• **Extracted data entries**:
>> Begin
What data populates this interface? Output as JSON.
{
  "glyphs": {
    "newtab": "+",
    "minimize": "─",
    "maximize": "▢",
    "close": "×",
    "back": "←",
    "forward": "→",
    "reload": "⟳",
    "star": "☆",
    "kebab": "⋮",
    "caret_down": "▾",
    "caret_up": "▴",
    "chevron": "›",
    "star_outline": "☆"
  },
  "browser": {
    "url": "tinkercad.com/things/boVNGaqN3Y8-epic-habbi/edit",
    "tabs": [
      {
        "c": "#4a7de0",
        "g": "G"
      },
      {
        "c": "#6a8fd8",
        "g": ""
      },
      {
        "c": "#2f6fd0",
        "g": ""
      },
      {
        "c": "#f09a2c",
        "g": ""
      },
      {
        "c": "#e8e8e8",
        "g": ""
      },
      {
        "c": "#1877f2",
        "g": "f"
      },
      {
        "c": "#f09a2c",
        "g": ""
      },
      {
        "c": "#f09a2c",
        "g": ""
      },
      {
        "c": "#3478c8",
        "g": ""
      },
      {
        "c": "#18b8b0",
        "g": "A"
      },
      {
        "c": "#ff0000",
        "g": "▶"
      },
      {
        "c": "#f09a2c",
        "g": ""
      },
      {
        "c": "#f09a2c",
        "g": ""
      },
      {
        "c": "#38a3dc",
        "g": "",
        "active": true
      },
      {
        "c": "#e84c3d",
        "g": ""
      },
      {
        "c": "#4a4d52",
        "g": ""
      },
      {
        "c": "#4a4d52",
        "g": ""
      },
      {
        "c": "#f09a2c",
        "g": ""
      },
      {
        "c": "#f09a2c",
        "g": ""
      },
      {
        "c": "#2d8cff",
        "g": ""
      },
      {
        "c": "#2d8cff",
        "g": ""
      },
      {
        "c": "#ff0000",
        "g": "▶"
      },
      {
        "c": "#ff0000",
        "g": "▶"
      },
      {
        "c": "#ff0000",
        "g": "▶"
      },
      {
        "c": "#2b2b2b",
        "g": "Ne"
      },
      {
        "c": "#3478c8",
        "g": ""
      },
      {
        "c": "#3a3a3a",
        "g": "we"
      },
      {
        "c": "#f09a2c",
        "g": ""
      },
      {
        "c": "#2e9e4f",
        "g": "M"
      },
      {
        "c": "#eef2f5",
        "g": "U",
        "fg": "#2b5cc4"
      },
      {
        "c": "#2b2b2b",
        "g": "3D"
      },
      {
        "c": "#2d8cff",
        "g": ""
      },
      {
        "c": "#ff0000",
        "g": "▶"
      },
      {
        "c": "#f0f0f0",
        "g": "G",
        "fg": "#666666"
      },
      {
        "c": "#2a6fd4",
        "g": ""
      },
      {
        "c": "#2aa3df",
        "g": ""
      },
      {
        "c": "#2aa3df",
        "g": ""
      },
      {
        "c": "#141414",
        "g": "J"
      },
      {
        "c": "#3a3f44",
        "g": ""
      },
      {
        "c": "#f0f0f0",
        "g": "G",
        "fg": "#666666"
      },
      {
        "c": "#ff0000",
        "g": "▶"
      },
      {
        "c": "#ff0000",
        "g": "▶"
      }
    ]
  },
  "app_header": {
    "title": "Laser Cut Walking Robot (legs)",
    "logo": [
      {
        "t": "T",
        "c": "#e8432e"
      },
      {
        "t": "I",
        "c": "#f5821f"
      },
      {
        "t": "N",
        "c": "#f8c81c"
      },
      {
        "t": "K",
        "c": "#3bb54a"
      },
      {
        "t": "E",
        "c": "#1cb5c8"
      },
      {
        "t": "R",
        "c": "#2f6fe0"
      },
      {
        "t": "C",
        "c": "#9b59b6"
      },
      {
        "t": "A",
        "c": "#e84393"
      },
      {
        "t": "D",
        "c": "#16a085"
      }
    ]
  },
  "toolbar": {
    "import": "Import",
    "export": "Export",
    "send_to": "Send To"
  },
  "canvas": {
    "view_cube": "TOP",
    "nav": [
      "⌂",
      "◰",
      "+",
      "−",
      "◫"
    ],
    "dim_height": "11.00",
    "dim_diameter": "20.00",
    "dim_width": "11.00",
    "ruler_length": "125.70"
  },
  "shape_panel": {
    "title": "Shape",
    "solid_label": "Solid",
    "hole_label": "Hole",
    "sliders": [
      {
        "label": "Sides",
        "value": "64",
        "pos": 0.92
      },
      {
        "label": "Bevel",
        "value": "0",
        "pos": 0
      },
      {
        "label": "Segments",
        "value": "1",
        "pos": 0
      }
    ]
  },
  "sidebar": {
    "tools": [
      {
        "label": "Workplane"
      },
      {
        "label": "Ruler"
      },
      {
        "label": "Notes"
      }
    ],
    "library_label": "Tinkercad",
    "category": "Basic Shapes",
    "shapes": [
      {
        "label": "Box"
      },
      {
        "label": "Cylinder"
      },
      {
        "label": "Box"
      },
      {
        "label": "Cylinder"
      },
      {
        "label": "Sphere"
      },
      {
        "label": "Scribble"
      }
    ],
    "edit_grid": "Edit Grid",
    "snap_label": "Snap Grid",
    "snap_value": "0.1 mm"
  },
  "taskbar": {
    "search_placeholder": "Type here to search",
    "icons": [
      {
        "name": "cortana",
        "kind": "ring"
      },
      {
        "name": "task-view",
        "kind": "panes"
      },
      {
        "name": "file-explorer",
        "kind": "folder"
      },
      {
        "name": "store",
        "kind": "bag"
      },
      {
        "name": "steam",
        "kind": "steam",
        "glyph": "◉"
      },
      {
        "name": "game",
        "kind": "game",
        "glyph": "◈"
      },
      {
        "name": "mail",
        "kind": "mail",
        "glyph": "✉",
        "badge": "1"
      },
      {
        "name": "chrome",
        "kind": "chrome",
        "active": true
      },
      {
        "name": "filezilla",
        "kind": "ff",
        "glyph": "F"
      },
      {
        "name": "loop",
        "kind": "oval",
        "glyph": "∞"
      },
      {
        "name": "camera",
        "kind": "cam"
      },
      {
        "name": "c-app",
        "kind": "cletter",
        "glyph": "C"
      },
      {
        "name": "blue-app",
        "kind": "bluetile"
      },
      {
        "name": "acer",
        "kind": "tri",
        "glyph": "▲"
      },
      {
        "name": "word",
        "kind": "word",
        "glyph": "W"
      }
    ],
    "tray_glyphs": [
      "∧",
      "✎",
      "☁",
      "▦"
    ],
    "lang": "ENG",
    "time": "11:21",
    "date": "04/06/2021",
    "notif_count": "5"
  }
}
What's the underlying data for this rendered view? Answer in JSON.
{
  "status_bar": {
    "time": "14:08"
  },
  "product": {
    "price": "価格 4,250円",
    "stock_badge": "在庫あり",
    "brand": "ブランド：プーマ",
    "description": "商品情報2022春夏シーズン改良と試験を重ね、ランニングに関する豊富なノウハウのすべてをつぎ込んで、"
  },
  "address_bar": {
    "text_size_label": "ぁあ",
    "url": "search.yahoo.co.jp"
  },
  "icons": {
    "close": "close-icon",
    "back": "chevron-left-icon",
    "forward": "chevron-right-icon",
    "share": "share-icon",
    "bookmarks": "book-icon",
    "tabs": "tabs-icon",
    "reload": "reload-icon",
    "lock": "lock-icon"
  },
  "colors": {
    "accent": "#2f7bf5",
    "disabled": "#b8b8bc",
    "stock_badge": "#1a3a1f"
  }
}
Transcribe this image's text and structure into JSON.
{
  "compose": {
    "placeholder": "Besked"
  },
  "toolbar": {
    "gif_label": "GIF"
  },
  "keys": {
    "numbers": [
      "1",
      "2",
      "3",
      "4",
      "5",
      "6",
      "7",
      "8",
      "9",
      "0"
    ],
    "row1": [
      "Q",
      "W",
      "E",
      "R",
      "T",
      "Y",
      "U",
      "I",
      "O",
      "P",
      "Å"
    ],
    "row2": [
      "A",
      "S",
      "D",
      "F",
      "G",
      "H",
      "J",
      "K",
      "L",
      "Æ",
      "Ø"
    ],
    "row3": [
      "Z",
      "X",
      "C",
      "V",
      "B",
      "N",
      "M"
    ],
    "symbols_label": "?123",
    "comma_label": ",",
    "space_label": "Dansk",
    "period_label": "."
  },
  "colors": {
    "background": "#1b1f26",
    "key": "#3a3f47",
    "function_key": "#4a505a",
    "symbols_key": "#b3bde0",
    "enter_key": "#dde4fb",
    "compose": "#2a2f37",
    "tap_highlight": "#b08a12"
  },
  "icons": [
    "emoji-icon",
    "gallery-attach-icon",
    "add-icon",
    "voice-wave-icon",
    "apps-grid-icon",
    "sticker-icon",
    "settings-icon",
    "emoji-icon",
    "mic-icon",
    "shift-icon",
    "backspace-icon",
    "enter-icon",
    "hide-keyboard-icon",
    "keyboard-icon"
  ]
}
>> End
Which lines include the word "JSON"? Copy every one of them.

• **Problem solution**:
What data populates this interface? Output as JSON.
What's the underlying data for this rendered view? Answer in JSON.
Transcribe this image's text and structure into JSON.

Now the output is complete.